_TASK REQUIREMENTS_
Copy every line from the data below in which the string "menu" can be found.

[START OF MATERIAL FOR THIS TASK]

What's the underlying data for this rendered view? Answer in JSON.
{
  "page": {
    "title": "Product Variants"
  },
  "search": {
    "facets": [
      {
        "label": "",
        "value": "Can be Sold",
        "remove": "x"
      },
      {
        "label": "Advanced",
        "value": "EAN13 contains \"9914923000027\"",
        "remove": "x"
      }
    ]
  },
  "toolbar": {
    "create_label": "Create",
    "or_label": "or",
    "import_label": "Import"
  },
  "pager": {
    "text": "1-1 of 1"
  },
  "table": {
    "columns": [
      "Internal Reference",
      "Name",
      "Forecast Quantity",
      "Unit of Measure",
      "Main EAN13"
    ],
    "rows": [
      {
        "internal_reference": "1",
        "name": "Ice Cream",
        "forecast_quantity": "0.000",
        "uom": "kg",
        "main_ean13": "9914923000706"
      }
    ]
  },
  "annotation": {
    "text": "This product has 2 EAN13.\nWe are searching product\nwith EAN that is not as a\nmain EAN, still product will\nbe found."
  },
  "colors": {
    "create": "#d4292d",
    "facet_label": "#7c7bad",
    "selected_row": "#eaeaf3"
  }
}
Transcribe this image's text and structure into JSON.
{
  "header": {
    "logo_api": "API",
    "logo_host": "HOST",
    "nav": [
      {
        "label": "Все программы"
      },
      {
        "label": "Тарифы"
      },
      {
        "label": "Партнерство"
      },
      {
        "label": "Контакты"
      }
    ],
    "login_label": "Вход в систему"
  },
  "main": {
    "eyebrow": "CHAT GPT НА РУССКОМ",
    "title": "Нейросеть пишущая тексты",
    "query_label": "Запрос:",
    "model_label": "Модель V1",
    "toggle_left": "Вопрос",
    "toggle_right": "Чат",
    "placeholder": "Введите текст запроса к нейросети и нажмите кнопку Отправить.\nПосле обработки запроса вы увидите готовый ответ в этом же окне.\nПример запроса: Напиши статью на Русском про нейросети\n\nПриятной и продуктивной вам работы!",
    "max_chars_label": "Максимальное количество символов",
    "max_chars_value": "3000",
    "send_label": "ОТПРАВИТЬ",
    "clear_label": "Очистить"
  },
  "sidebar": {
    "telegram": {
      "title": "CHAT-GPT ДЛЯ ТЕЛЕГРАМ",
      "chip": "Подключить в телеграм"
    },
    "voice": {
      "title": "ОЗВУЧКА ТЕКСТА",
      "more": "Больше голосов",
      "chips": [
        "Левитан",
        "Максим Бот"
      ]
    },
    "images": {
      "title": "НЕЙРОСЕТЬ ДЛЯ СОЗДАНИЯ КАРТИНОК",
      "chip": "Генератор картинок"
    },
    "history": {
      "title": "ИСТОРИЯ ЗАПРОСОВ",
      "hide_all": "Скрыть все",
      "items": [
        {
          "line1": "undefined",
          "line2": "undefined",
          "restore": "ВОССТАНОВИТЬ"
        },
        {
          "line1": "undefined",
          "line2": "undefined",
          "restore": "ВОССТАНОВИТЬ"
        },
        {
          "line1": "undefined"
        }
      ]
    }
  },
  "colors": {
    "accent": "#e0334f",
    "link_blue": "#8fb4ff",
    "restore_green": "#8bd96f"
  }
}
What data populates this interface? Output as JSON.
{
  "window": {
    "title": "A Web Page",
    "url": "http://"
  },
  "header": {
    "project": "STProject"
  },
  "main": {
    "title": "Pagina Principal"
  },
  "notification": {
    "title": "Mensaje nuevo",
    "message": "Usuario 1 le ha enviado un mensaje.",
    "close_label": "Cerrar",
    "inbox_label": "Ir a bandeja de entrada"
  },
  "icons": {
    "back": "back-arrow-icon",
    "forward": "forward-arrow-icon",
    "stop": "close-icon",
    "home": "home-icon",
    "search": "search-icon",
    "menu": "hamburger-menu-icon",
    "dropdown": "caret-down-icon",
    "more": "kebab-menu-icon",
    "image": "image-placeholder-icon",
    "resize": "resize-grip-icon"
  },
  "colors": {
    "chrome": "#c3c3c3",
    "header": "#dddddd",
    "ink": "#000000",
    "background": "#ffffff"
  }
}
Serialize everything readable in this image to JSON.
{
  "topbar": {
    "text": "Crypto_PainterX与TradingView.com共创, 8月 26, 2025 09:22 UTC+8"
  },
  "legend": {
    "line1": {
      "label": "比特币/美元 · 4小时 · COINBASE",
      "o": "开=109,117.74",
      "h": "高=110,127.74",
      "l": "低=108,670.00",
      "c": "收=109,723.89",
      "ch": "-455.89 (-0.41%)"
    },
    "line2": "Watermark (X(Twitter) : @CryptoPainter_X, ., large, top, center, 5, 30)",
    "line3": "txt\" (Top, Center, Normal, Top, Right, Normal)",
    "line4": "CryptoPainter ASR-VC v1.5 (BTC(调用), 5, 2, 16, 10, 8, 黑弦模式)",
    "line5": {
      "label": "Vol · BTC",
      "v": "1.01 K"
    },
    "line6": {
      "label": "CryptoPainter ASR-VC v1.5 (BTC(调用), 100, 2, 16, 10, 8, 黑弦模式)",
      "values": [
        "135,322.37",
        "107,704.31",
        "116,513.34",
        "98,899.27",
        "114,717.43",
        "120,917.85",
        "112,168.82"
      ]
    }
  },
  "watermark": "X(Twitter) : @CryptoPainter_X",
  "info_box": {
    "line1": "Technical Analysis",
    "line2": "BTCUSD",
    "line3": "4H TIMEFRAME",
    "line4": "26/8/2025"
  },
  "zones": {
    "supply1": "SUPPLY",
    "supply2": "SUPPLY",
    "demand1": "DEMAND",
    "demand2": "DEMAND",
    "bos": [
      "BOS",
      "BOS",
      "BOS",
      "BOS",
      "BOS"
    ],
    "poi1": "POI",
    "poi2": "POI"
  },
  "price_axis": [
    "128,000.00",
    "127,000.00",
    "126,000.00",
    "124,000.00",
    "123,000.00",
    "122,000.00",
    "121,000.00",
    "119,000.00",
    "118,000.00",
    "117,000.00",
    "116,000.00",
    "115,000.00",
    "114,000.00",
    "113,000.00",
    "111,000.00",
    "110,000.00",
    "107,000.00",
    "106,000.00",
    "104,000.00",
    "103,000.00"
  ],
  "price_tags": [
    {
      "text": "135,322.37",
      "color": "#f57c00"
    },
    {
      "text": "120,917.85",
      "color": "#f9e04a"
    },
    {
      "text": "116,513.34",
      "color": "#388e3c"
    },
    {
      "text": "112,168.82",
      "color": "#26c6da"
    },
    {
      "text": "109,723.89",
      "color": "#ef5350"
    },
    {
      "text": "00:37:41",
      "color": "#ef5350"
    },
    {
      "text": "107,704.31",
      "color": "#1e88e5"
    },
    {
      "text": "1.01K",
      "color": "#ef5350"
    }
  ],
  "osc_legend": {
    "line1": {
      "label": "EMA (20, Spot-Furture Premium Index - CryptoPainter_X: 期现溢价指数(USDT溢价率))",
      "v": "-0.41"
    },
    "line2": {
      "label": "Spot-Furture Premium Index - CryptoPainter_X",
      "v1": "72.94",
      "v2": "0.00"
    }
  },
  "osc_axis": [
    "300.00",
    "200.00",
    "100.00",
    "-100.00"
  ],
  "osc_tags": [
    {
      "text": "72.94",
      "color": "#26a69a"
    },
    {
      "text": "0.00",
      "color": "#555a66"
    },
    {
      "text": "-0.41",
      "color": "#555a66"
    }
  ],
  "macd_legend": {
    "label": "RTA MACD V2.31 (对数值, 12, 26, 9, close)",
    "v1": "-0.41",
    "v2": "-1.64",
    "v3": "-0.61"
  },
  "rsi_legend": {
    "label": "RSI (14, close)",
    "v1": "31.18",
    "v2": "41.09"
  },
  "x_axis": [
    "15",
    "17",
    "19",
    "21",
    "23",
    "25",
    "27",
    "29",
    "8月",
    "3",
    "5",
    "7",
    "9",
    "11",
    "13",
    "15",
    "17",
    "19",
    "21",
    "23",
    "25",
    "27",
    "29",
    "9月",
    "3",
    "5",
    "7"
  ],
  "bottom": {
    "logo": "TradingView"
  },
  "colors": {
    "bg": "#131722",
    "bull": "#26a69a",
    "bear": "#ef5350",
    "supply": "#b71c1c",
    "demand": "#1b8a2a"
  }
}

[END OF MATERIAL FOR THIS TASK]

_COMPLETED TASK_
    "menu": "hamburger-menu-icon",
    "more": "kebab-menu-icon",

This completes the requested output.